## BEGIN INFORMATION SUPPLIED

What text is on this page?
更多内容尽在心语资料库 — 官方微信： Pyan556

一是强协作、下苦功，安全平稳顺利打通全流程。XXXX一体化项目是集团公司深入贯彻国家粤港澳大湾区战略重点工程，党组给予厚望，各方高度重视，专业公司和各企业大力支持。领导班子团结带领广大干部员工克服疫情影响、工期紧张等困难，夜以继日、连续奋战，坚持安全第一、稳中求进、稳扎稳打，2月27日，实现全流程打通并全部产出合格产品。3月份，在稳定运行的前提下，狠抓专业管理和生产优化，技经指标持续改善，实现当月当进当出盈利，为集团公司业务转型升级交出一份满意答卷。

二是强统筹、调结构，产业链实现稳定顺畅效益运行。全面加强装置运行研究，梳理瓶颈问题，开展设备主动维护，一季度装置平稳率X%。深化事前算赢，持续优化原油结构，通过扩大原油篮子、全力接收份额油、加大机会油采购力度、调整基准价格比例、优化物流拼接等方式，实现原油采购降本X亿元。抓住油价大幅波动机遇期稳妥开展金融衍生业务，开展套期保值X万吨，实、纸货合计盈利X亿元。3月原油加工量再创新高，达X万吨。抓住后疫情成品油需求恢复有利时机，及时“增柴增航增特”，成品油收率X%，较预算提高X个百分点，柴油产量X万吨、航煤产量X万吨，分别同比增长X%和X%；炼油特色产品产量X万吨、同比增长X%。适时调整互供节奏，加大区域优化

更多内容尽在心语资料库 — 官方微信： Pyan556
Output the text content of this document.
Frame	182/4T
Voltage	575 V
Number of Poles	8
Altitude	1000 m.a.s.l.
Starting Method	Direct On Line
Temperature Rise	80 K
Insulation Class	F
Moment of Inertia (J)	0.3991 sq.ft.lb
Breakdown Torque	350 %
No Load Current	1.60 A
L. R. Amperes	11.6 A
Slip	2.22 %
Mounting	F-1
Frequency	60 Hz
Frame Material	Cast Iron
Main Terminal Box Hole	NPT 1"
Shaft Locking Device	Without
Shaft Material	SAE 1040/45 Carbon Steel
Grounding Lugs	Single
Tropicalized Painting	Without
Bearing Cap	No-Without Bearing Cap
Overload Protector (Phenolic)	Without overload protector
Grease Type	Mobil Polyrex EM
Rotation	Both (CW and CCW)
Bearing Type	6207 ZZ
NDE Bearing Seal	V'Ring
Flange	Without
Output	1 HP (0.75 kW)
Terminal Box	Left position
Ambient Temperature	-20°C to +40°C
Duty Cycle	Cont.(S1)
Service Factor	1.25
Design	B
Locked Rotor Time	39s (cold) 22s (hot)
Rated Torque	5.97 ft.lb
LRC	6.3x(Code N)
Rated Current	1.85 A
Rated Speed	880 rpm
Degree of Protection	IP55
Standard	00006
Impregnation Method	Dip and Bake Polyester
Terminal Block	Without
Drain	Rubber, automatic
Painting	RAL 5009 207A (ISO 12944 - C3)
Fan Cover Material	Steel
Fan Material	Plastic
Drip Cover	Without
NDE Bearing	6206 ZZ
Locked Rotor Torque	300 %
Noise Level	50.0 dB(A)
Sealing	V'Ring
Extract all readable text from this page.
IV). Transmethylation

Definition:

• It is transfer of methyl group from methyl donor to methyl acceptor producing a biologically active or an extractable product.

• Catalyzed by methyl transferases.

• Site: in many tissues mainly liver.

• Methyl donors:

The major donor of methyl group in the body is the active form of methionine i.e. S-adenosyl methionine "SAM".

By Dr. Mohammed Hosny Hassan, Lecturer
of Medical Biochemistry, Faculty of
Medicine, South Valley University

## END INFORMATION SUPPLIED

**REQUIREMENTS:** Every line above should be printed again exactly as it stands.

**EXERCISE ANSWER:**
What text is on this page?
更多内容尽在心语资料库 — 官方微信： Pyan556

一是强协作、下苦功，安全平稳顺利打通全流程。XXXX一体化项目是集团公司深入贯彻国家粤港澳大湾区战略重点工程，党组给予厚望，各方高度重视，专业公司和各企业大力支持。领导班子团结带领广大干部员工克服疫情影响、工期紧张等困难，夜以继日、连续奋战，坚持安全第一、稳中求进、稳扎稳打，2月27日，实现全流程打通并全部产出合格产品。3月份，在稳定运行的前提下，狠抓专业管理和生产优化，技经指标持续改善，实现当月当进当出盈利，为集团公司业务转型升级交出一份满意答卷。

二是强统筹、调结构，产业链实现稳定顺畅效益运行。全面加强装置运行研究，梳理瓶颈问题，开展设备主动维护，一季度装置平稳率X%。深化事前算赢，持续优化原油结构，通过扩大原油篮子、全力接收份额油、加大机会油采购力度、调整基准价格比例、优化物流拼接等方式，实现原油采购降本X亿元。抓住油价大幅波动机遇期稳妥开展金融衍生业务，开展套期保值X万吨，实、纸货合计盈利X亿元。3月原油加工量再创新高，达X万吨。抓住后疫情成品油需求恢复有利时机，及时“增柴增航增特”，成品油收率X%，较预算提高X个百分点，柴油产量X万吨、航煤产量X万吨，分别同比增长X%和X%；炼油特色产品产量X万吨、同比增长X%。适时调整互供节奏，加大区域优化

更多内容尽在心语资料库 — 官方微信： Pyan556
Output the text content of this document.
Frame	182/4T
Voltage	575 V
Number of Poles	8
Altitude	1000 m.a.s.l.
Starting Method	Direct On Line
Temperature Rise	80 K
Insulation Class	F
Moment of Inertia (J)	0.3991 sq.ft.lb
Breakdown Torque	350 %
No Load Current	1.60 A
L. R. Amperes	11.6 A
Slip	2.22 %
Mounting	F-1
Frequency	60 Hz
Frame Material	Cast Iron
Main Terminal Box Hole	NPT 1"
Shaft Locking Device	Without
Shaft Material	SAE 1040/45 Carbon Steel
Grounding Lugs	Single
Tropicalized Painting	Without
Bearing Cap	No-Without Bearing Cap
Overload Protector (Phenolic)	Without overload protector
Grease Type	Mobil Polyrex EM
Rotation	Both (CW and CCW)
Bearing Type	6207 ZZ
NDE Bearing Seal	V'Ring
Flange	Without
Output	1 HP (0.75 kW)
Terminal Box	Left position
Ambient Temperature	-20°C to +40°C
Duty Cycle	Cont.(S1)
Service Factor	1.25
Design	B
Locked Rotor Time	39s (cold) 22s (hot)
Rated Torque	5.97 ft.lb
LRC	6.3x(Code N)
Rated Current	1.85 A
Rated Speed	880 rpm
Degree of Protection	IP55
Standard	00006
Impregnation Method	Dip and Bake Polyester
Terminal Block	Without
Drain	Rubber, automatic
Painting	RAL 5009 207A (ISO 12944 - C3)
Fan Cover Material	Steel
Fan Material	Plastic
Drip Cover	Without
NDE Bearing	6206 ZZ
Locked Rotor Torque	300 %
Noise Level	50.0 dB(A)
Sealing	V'Ring
Extract all readable text from this page.
IV). Transmethylation

Definition:

• It is transfer of methyl group from methyl donor to methyl acceptor producing a biologically active or an extractable product.

• Catalyzed by methyl transferases.

• Site: in many tissues mainly liver.

• Methyl donors:

The major donor of methyl group in the body is the active form of methionine i.e. S-adenosyl methionine "SAM".

By Dr. Mohammed Hosny Hassan, Lecturer
of Medical Biochemistry, Faculty of
Medicine, South Valley University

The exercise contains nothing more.